▶ **Directive**:
Take every line where the string "made" appears and copy it.

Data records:
#####

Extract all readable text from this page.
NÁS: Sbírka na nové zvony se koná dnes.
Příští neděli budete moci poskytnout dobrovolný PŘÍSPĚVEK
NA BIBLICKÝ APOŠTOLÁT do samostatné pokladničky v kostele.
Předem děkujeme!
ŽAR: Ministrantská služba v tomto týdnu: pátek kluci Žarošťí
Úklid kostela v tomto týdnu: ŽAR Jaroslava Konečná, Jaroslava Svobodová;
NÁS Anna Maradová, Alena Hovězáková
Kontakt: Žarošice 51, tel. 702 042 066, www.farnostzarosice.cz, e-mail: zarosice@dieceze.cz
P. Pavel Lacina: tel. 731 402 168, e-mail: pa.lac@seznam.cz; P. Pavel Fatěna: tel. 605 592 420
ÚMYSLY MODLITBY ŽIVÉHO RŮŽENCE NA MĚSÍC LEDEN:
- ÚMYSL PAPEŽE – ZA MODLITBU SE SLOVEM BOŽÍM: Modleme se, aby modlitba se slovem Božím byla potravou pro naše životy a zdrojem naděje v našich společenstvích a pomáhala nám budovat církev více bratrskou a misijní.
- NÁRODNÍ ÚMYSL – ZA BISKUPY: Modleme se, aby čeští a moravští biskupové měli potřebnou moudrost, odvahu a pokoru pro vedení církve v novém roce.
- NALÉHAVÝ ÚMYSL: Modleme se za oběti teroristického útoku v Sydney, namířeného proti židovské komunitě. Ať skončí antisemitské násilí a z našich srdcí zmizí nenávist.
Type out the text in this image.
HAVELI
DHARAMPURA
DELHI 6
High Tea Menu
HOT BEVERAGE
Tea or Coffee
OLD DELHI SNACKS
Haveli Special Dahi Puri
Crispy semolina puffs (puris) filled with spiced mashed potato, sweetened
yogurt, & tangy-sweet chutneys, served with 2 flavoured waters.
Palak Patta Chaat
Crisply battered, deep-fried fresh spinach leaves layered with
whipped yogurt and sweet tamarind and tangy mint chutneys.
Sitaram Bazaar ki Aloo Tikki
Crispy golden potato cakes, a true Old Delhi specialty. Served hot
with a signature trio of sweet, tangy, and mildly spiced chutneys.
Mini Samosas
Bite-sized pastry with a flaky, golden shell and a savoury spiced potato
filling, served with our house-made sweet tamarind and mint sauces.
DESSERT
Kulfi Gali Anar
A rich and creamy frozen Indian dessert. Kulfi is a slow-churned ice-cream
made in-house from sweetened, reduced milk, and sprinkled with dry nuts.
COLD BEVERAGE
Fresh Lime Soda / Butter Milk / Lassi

#####

▶ **Worked solution**:
filling, served with our house-made sweet tamarind and mint sauces.
made in-house from sweetened, reduced milk, and sprinkled with dry nuts.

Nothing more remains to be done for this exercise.